Set problem.
Would you return all of this data exactly, leaving nothing out?

_____

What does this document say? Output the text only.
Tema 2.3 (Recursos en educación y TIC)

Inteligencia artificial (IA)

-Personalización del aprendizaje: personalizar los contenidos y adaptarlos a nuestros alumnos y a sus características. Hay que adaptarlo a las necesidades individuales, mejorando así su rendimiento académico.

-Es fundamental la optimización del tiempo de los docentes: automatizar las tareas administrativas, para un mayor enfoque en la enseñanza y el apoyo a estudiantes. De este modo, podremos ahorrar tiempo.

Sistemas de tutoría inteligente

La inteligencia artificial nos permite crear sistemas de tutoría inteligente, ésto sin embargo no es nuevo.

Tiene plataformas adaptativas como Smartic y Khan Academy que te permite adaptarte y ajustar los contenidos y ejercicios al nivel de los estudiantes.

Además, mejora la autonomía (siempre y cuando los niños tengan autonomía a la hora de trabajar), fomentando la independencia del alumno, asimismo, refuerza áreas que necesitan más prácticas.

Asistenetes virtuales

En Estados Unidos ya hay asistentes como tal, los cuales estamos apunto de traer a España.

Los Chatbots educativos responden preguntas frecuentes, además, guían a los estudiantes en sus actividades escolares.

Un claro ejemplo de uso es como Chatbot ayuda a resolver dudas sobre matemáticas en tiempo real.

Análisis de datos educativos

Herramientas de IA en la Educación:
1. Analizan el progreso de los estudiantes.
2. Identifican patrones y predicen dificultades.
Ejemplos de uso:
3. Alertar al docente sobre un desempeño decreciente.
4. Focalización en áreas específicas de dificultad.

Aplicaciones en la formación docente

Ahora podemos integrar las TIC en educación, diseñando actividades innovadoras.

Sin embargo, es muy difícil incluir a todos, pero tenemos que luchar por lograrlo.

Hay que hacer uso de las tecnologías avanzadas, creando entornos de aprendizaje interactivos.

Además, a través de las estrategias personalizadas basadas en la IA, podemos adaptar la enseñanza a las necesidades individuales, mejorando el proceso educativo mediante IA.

_____

Answer.
What does this document say? Output the text only.
Tema 2.3 (Recursos en educación y TIC)

Inteligencia artificial (IA)

-Personalización del aprendizaje: personalizar los contenidos y adaptarlos a nuestros alumnos y a sus características. Hay que adaptarlo a las necesidades individuales, mejorando así su rendimiento académico.

-Es fundamental la optimización del tiempo de los docentes: automatizar las tareas administrativas, para un mayor enfoque en la enseñanza y el apoyo a estudiantes. De este modo, podremos ahorrar tiempo.

Sistemas de tutoría inteligente

La inteligencia artificial nos permite crear sistemas de tutoría inteligente, ésto sin embargo no es nuevo.

Tiene plataformas adaptativas como Smartic y Khan Academy que te permite adaptarte y ajustar los contenidos y ejercicios al nivel de los estudiantes.

Además, mejora la autonomía (siempre y cuando los niños tengan autonomía a la hora de trabajar), fomentando la independencia del alumno, asimismo, refuerza áreas que necesitan más prácticas.

Asistenetes virtuales

En Estados Unidos ya hay asistentes como tal, los cuales estamos apunto de traer a España.

Los Chatbots educativos responden preguntas frecuentes, además, guían a los estudiantes en sus actividades escolares.

Un claro ejemplo de uso es como Chatbot ayuda a resolver dudas sobre matemáticas en tiempo real.

Análisis de datos educativos

Herramientas de IA en la Educación:
1. Analizan el progreso de los estudiantes.
2. Identifican patrones y predicen dificultades.
Ejemplos de uso:
3. Alertar al docente sobre un desempeño decreciente.
4. Focalización en áreas específicas de dificultad.

Aplicaciones en la formación docente

Ahora podemos integrar las TIC en educación, diseñando actividades innovadoras.

Sin embargo, es muy difícil incluir a todos, pero tenemos que luchar por lograrlo.

Hay que hacer uso de las tecnologías avanzadas, creando entornos de aprendizaje interactivos.

Además, a través de las estrategias personalizadas basadas en la IA, podemos adaptar la enseñanza a las necesidades individuales, mejorando el proceso educativo mediante IA.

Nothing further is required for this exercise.